▸ **Work request**:
Pictures found in the material must be left out, and every line returned as written.

▸ **Listed records**:
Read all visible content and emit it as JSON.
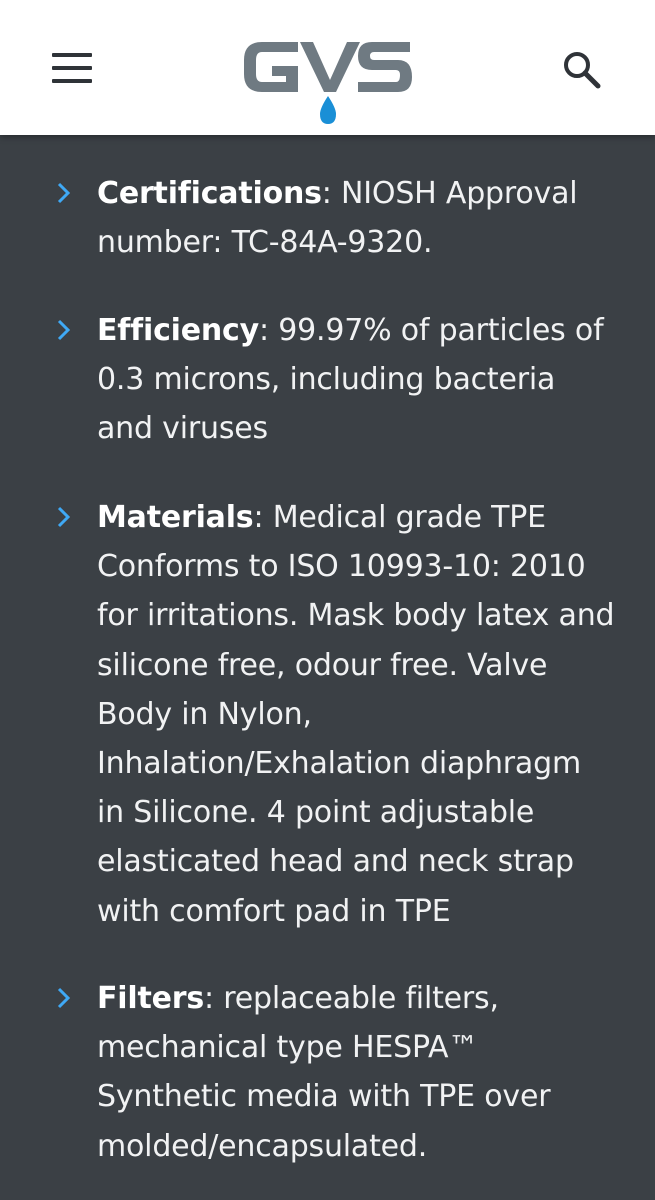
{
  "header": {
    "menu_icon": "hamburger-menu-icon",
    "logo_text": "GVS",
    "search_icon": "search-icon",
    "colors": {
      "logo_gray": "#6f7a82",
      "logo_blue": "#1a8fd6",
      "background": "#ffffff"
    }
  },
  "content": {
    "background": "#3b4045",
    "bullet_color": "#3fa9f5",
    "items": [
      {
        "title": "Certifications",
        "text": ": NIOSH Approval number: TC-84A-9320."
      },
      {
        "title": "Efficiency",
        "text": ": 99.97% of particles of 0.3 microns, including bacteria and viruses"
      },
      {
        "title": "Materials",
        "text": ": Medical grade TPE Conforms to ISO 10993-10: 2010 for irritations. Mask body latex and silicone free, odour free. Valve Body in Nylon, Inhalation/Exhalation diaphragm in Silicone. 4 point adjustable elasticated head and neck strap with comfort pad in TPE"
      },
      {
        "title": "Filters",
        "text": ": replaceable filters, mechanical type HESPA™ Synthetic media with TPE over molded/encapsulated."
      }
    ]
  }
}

▸ **Solution to the problem**:
Read all visible content and emit it as JSON.
{
  "header": {
    "menu_icon": "hamburger-menu-icon",
    "logo_text": "GVS",
    "search_icon": "search-icon",
    "colors": {
      "logo_gray": "#6f7a82",
      "logo_blue": "#1a8fd6",
      "background": "#ffffff"
    }
  },
  "content": {
    "background": "#3b4045",
    "bullet_color": "#3fa9f5",
    "items": [
      {
        "title": "Certifications",
        "text": ": NIOSH Approval number: TC-84A-9320."
      },
      {
        "title": "Efficiency",
        "text": ": 99.97% of particles of 0.3 microns, including bacteria and viruses"
      },
      {
        "title": "Materials",
        "text": ": Medical grade TPE Conforms to ISO 10993-10: 2010 for irritations. Mask body latex and silicone free, odour free. Valve Body in Nylon, Inhalation/Exhalation diaphragm in Silicone. 4 point adjustable elasticated head and neck strap with comfort pad in TPE"
      },
      {
        "title": "Filters",
        "text": ": replaceable filters, mechanical type HESPA™ Synthetic media with TPE over molded/encapsulated."
      }
    ]
  }
}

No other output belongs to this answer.